# [EXERCISE DIRECTIONS]
Keep the pictures out of the copy and repeat the records exactly.

# [Records about charts and figures]
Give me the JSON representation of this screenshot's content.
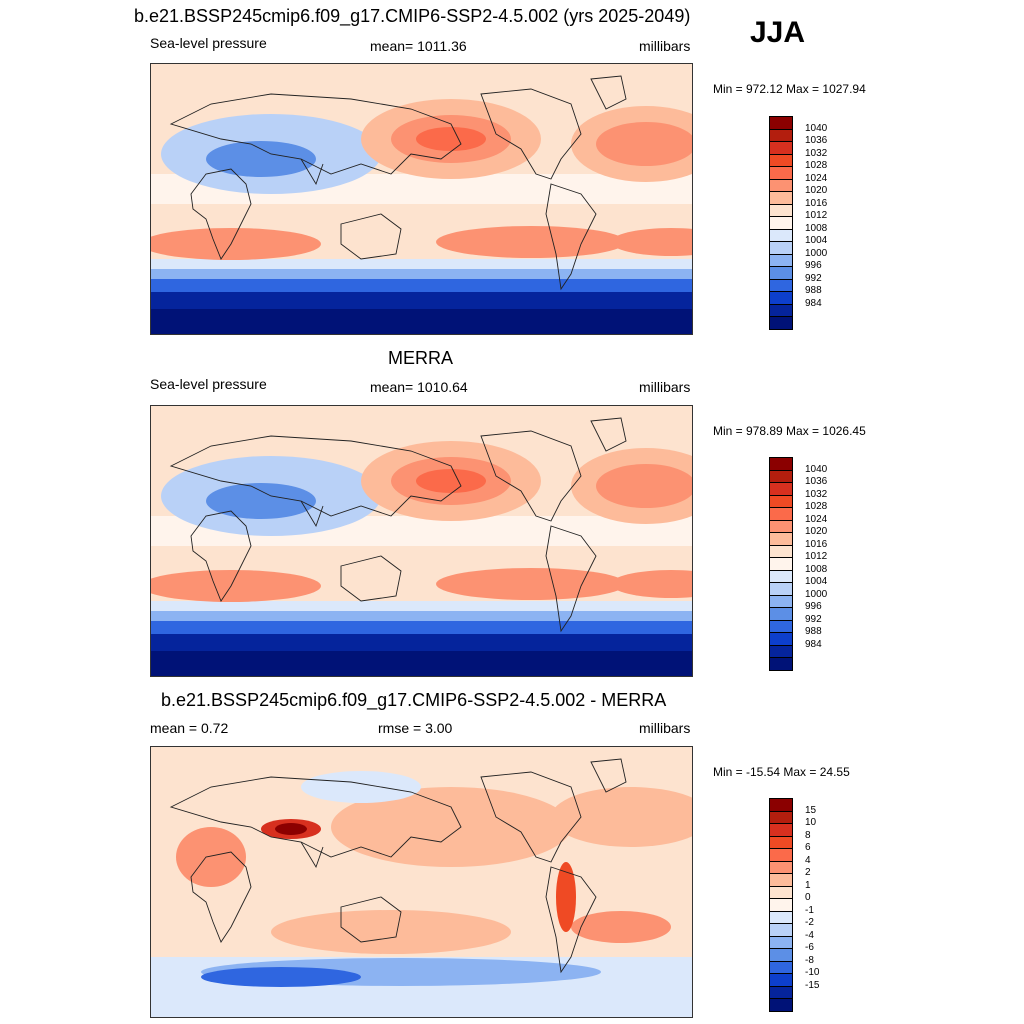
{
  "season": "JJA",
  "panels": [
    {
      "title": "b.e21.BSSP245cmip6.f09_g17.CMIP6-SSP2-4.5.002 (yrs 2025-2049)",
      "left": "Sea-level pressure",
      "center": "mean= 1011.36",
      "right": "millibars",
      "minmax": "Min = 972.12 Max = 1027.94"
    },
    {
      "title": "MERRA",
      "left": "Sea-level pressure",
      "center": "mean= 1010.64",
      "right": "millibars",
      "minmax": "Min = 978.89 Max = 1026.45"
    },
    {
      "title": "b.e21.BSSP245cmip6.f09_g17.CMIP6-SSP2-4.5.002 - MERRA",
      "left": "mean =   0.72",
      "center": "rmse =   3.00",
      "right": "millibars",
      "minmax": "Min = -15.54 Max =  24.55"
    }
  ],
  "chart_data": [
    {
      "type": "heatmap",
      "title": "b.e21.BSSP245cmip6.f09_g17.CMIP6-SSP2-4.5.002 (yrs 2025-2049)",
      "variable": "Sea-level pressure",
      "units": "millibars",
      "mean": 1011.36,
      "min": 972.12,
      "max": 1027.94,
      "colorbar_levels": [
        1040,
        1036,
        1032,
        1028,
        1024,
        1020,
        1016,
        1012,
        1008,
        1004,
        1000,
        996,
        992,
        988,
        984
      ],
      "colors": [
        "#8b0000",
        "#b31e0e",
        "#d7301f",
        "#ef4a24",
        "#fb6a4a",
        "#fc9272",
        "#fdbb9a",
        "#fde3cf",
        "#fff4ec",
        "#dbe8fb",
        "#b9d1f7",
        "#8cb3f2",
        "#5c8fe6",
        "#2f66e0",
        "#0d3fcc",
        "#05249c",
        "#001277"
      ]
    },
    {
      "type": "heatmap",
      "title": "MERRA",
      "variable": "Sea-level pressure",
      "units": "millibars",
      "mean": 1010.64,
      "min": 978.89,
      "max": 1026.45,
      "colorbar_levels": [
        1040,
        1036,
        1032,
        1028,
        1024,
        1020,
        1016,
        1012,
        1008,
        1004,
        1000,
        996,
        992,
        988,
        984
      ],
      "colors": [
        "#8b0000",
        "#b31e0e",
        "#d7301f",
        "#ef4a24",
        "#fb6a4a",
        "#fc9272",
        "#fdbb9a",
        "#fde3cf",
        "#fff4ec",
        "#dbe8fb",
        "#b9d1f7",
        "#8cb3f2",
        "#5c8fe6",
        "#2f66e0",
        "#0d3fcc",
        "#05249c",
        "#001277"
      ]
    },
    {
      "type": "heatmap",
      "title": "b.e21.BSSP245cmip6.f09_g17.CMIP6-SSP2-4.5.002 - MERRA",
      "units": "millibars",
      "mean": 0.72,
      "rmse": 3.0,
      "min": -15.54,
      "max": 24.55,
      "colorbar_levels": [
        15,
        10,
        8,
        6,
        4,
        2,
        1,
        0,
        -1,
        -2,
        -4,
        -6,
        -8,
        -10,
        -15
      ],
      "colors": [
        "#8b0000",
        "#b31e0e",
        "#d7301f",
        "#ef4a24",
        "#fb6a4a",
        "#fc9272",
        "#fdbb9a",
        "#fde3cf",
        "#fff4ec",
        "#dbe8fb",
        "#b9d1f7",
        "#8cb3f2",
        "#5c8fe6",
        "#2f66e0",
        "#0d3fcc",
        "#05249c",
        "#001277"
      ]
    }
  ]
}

# [THE ANSWER]
Give me the JSON representation of this screenshot's content.
{
  "season": "JJA",
  "panels": [
    {
      "title": "b.e21.BSSP245cmip6.f09_g17.CMIP6-SSP2-4.5.002 (yrs 2025-2049)",
      "left": "Sea-level pressure",
      "center": "mean= 1011.36",
      "right": "millibars",
      "minmax": "Min = 972.12 Max = 1027.94"
    },
    {
      "title": "MERRA",
      "left": "Sea-level pressure",
      "center": "mean= 1010.64",
      "right": "millibars",
      "minmax": "Min = 978.89 Max = 1026.45"
    },
    {
      "title": "b.e21.BSSP245cmip6.f09_g17.CMIP6-SSP2-4.5.002 - MERRA",
      "left": "mean =   0.72",
      "center": "rmse =   3.00",
      "right": "millibars",
      "minmax": "Min = -15.54 Max =  24.55"
    }
  ],
  "chart_data": [
    {
      "type": "heatmap",
      "title": "b.e21.BSSP245cmip6.f09_g17.CMIP6-SSP2-4.5.002 (yrs 2025-2049)",
      "variable": "Sea-level pressure",
      "units": "millibars",
      "mean": 1011.36,
      "min": 972.12,
      "max": 1027.94,
      "colorbar_levels": [
        1040,
        1036,
        1032,
        1028,
        1024,
        1020,
        1016,
        1012,
        1008,
        1004,
        1000,
        996,
        992,
        988,
        984
      ],
      "colors": [
        "#8b0000",
        "#b31e0e",
        "#d7301f",
        "#ef4a24",
        "#fb6a4a",
        "#fc9272",
        "#fdbb9a",
        "#fde3cf",
        "#fff4ec",
        "#dbe8fb",
        "#b9d1f7",
        "#8cb3f2",
        "#5c8fe6",
        "#2f66e0",
        "#0d3fcc",
        "#05249c",
        "#001277"
      ]
    },
    {
      "type": "heatmap",
      "title": "MERRA",
      "variable": "Sea-level pressure",
      "units": "millibars",
      "mean": 1010.64,
      "min": 978.89,
      "max": 1026.45,
      "colorbar_levels": [
        1040,
        1036,
        1032,
        1028,
        1024,
        1020,
        1016,
        1012,
        1008,
        1004,
        1000,
        996,
        992,
        988,
        984
      ],
      "colors": [
        "#8b0000",
        "#b31e0e",
        "#d7301f",
        "#ef4a24",
        "#fb6a4a",
        "#fc9272",
        "#fdbb9a",
        "#fde3cf",
        "#fff4ec",
        "#dbe8fb",
        "#b9d1f7",
        "#8cb3f2",
        "#5c8fe6",
        "#2f66e0",
        "#0d3fcc",
        "#05249c",
        "#001277"
      ]
    },
    {
      "type": "heatmap",
      "title": "b.e21.BSSP245cmip6.f09_g17.CMIP6-SSP2-4.5.002 - MERRA",
      "units": "millibars",
      "mean": 0.72,
      "rmse": 3.0,
      "min": -15.54,
      "max": 24.55,
      "colorbar_levels": [
        15,
        10,
        8,
        6,
        4,
        2,
        1,
        0,
        -1,
        -2,
        -4,
        -6,
        -8,
        -10,
        -15
      ],
      "colors": [
        "#8b0000",
        "#b31e0e",
        "#d7301f",
        "#ef4a24",
        "#fb6a4a",
        "#fc9272",
        "#fdbb9a",
        "#fde3cf",
        "#fff4ec",
        "#dbe8fb",
        "#b9d1f7",
        "#8cb3f2",
        "#5c8fe6",
        "#2f66e0",
        "#0d3fcc",
        "#05249c",
        "#001277"
      ]
    }
  ]
}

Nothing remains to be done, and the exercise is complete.